BRIEF:
Reproduce all records verbatim.

Collected data entries
[Begin]

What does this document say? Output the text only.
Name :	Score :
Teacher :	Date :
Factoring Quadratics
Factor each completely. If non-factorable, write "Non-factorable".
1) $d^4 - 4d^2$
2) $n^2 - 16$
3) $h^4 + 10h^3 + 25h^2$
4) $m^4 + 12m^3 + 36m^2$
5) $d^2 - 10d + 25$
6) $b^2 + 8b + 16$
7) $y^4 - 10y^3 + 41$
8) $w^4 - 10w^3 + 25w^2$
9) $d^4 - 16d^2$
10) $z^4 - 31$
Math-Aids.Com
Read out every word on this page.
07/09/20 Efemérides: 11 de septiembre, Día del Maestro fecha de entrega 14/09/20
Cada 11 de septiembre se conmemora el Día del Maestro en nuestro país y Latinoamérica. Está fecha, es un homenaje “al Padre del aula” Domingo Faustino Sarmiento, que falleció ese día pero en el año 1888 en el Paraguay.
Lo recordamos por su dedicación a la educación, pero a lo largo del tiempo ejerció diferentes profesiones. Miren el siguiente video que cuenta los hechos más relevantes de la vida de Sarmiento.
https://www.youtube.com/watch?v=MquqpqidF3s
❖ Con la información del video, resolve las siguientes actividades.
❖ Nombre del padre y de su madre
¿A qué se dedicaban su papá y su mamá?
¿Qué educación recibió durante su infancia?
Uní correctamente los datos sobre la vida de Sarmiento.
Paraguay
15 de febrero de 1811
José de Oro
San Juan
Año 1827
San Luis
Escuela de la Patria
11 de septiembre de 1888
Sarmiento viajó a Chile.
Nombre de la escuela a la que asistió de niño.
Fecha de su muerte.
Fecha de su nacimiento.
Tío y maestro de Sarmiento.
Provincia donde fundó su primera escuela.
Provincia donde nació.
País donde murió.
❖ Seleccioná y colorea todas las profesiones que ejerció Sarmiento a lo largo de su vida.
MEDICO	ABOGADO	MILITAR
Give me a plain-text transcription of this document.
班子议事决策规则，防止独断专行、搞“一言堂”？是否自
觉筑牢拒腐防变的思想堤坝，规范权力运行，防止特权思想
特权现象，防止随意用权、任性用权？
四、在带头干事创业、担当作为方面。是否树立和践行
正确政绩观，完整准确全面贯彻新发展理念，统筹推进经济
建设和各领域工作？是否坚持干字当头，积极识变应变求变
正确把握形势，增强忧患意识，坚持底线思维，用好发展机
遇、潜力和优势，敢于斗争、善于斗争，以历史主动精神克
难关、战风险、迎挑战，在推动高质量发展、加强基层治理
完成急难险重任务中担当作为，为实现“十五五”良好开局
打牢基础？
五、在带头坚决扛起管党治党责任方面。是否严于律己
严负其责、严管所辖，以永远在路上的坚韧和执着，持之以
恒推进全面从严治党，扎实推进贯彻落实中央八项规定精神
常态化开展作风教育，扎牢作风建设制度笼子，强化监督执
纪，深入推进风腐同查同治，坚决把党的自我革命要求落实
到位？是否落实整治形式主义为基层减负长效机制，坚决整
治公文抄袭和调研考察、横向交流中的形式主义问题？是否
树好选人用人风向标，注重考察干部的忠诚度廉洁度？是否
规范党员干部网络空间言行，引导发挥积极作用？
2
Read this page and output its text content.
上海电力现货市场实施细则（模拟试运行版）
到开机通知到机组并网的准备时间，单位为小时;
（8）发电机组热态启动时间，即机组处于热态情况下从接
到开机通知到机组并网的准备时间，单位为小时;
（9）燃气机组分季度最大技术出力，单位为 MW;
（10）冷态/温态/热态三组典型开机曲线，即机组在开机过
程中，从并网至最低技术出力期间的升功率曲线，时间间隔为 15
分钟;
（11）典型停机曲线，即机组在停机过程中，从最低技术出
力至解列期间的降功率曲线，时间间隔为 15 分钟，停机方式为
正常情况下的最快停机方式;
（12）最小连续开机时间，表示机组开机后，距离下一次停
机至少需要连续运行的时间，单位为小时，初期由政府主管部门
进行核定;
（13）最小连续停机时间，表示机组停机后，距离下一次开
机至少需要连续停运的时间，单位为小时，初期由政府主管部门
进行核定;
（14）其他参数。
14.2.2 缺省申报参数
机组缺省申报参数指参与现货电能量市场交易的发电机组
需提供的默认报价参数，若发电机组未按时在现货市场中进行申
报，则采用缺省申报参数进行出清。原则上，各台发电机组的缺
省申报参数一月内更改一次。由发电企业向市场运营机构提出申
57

[End]

EXERCISE OUTPUT:
What does this document say? Output the text only.
Name :	Score :
Teacher :	Date :
Factoring Quadratics
Factor each completely. If non-factorable, write "Non-factorable".
1) $d^4 - 4d^2$
2) $n^2 - 16$
3) $h^4 + 10h^3 + 25h^2$
4) $m^4 + 12m^3 + 36m^2$
5) $d^2 - 10d + 25$
6) $b^2 + 8b + 16$
7) $y^4 - 10y^3 + 41$
8) $w^4 - 10w^3 + 25w^2$
9) $d^4 - 16d^2$
10) $z^4 - 31$
Math-Aids.Com
Read out every word on this page.
07/09/20 Efemérides: 11 de septiembre, Día del Maestro fecha de entrega 14/09/20
Cada 11 de septiembre se conmemora el Día del Maestro en nuestro país y Latinoamérica. Está fecha, es un homenaje “al Padre del aula” Domingo Faustino Sarmiento, que falleció ese día pero en el año 1888 en el Paraguay.
Lo recordamos por su dedicación a la educación, pero a lo largo del tiempo ejerció diferentes profesiones. Miren el siguiente video que cuenta los hechos más relevantes de la vida de Sarmiento.
https://www.youtube.com/watch?v=MquqpqidF3s
❖ Con la información del video, resolve las siguientes actividades.
❖ Nombre del padre y de su madre
¿A qué se dedicaban su papá y su mamá?
¿Qué educación recibió durante su infancia?
Uní correctamente los datos sobre la vida de Sarmiento.
Paraguay
15 de febrero de 1811
José de Oro
San Juan
Año 1827
San Luis
Escuela de la Patria
11 de septiembre de 1888
Sarmiento viajó a Chile.
Nombre de la escuela a la que asistió de niño.
Fecha de su muerte.
Fecha de su nacimiento.
Tío y maestro de Sarmiento.
Provincia donde fundó su primera escuela.
Provincia donde nació.
País donde murió.
❖ Seleccioná y colorea todas las profesiones que ejerció Sarmiento a lo largo de su vida.
MEDICO	ABOGADO	MILITAR
Give me a plain-text transcription of this document.
班子议事决策规则，防止独断专行、搞“一言堂”？是否自
觉筑牢拒腐防变的思想堤坝，规范权力运行，防止特权思想
特权现象，防止随意用权、任性用权？
四、在带头干事创业、担当作为方面。是否树立和践行
正确政绩观，完整准确全面贯彻新发展理念，统筹推进经济
建设和各领域工作？是否坚持干字当头，积极识变应变求变
正确把握形势，增强忧患意识，坚持底线思维，用好发展机
遇、潜力和优势，敢于斗争、善于斗争，以历史主动精神克
难关、战风险、迎挑战，在推动高质量发展、加强基层治理
完成急难险重任务中担当作为，为实现“十五五”良好开局
打牢基础？
五、在带头坚决扛起管党治党责任方面。是否严于律己
严负其责、严管所辖，以永远在路上的坚韧和执着，持之以
恒推进全面从严治党，扎实推进贯彻落实中央八项规定精神
常态化开展作风教育，扎牢作风建设制度笼子，强化监督执
纪，深入推进风腐同查同治，坚决把党的自我革命要求落实
到位？是否落实整治形式主义为基层减负长效机制，坚决整
治公文抄袭和调研考察、横向交流中的形式主义问题？是否
树好选人用人风向标，注重考察干部的忠诚度廉洁度？是否
规范党员干部网络空间言行，引导发挥积极作用？
2
Read this page and output its text content.
上海电力现货市场实施细则（模拟试运行版）
到开机通知到机组并网的准备时间，单位为小时;
（8）发电机组热态启动时间，即机组处于热态情况下从接
到开机通知到机组并网的准备时间，单位为小时;
（9）燃气机组分季度最大技术出力，单位为 MW;
（10）冷态/温态/热态三组典型开机曲线，即机组在开机过
程中，从并网至最低技术出力期间的升功率曲线，时间间隔为 15
分钟;
（11）典型停机曲线，即机组在停机过程中，从最低技术出
力至解列期间的降功率曲线，时间间隔为 15 分钟，停机方式为
正常情况下的最快停机方式;
（12）最小连续开机时间，表示机组开机后，距离下一次停
机至少需要连续运行的时间，单位为小时，初期由政府主管部门
进行核定;
（13）最小连续停机时间，表示机组停机后，距离下一次开
机至少需要连续停运的时间，单位为小时，初期由政府主管部门
进行核定;
（14）其他参数。
14.2.2 缺省申报参数
机组缺省申报参数指参与现货电能量市场交易的发电机组
需提供的默认报价参数，若发电机组未按时在现货市场中进行申
报，则采用缺省申报参数进行出清。原则上，各台发电机组的缺
省申报参数一月内更改一次。由发电企业向市场运营机构提出申
57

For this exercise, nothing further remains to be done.